### [Given instruction]
All of the lines below are to be printed again exactly; images are excluded from the output.

Dataset records

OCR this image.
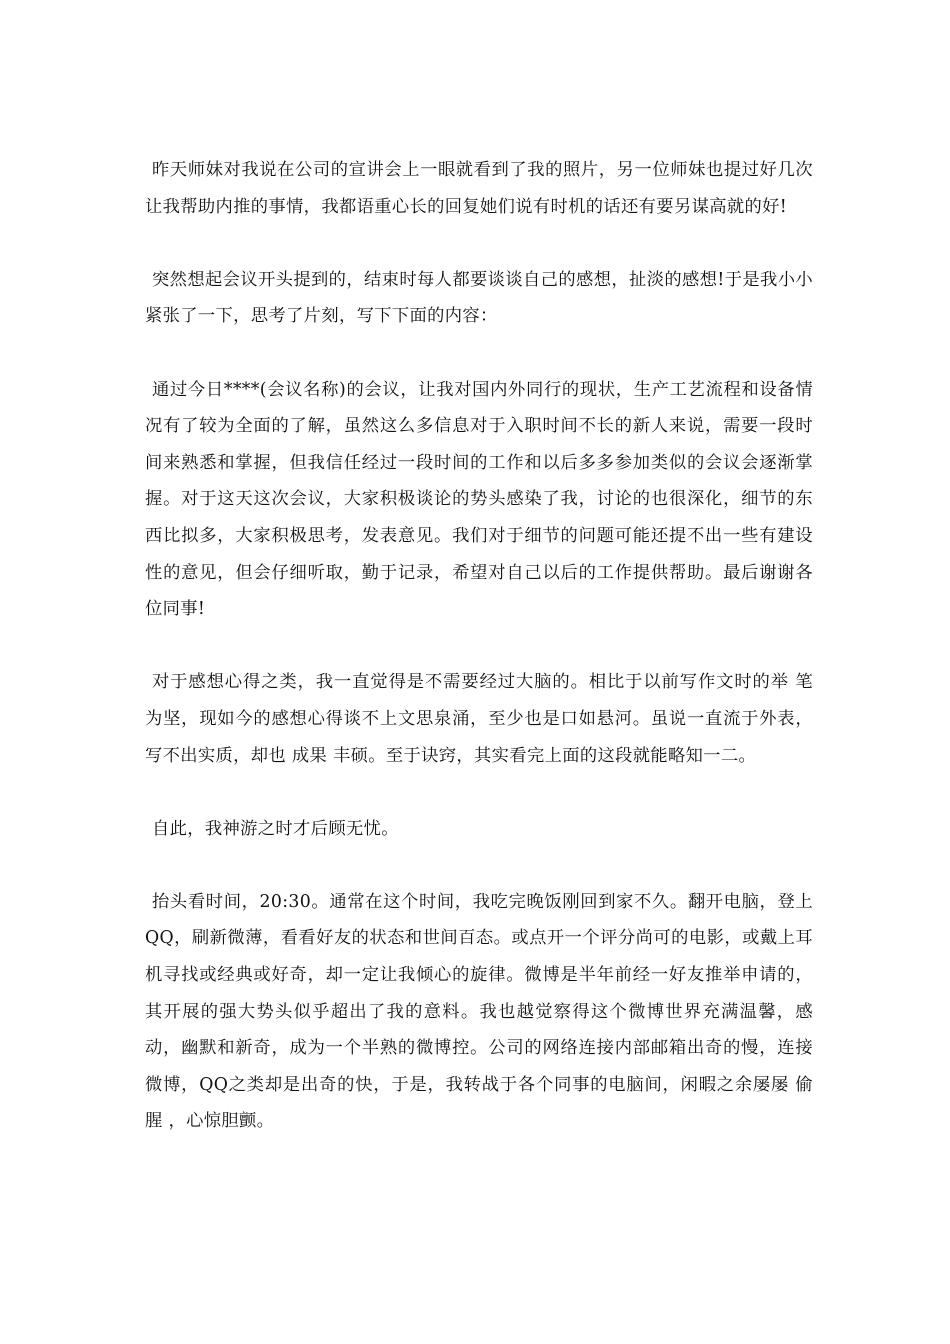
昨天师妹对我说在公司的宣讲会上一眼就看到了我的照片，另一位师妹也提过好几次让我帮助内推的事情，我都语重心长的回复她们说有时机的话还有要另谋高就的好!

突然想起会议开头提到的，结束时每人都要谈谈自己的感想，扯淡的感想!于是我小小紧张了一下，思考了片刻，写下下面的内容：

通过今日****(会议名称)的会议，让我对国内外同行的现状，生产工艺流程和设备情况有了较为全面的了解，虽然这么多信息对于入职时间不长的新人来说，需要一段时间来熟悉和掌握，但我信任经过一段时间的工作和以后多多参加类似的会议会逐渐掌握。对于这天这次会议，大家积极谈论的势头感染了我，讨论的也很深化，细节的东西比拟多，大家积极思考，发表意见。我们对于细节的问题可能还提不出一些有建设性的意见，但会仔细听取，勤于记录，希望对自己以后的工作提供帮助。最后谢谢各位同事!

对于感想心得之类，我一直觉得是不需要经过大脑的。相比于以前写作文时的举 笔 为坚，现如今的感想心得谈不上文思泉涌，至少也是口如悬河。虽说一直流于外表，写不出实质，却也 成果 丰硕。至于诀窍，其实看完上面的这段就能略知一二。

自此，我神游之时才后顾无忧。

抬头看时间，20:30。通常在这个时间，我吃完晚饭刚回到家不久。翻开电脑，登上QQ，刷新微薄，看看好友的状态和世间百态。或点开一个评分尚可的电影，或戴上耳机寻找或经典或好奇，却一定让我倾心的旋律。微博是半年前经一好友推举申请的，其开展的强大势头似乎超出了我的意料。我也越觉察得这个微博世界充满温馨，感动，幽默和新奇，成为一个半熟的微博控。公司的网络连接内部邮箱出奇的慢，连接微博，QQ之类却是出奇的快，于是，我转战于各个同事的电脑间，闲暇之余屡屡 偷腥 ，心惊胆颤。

### [The response]
OCR this image.
昨天师妹对我说在公司的宣讲会上一眼就看到了我的照片，另一位师妹也提过好几次让我帮助内推的事情，我都语重心长的回复她们说有时机的话还有要另谋高就的好!

突然想起会议开头提到的，结束时每人都要谈谈自己的感想，扯淡的感想!于是我小小紧张了一下，思考了片刻，写下下面的内容：

通过今日****(会议名称)的会议，让我对国内外同行的现状，生产工艺流程和设备情况有了较为全面的了解，虽然这么多信息对于入职时间不长的新人来说，需要一段时间来熟悉和掌握，但我信任经过一段时间的工作和以后多多参加类似的会议会逐渐掌握。对于这天这次会议，大家积极谈论的势头感染了我，讨论的也很深化，细节的东西比拟多，大家积极思考，发表意见。我们对于细节的问题可能还提不出一些有建设性的意见，但会仔细听取，勤于记录，希望对自己以后的工作提供帮助。最后谢谢各位同事!

对于感想心得之类，我一直觉得是不需要经过大脑的。相比于以前写作文时的举 笔 为坚，现如今的感想心得谈不上文思泉涌，至少也是口如悬河。虽说一直流于外表，写不出实质，却也 成果 丰硕。至于诀窍，其实看完上面的这段就能略知一二。

自此，我神游之时才后顾无忧。

抬头看时间，20:30。通常在这个时间，我吃完晚饭刚回到家不久。翻开电脑，登上QQ，刷新微薄，看看好友的状态和世间百态。或点开一个评分尚可的电影，或戴上耳机寻找或经典或好奇，却一定让我倾心的旋律。微博是半年前经一好友推举申请的，其开展的强大势头似乎超出了我的意料。我也越觉察得这个微博世界充满温馨，感动，幽默和新奇，成为一个半熟的微博控。公司的网络连接内部邮箱出奇的慢，连接微博，QQ之类却是出奇的快，于是，我转战于各个同事的电脑间，闲暇之余屡屡 偷腥 ，心惊胆颤。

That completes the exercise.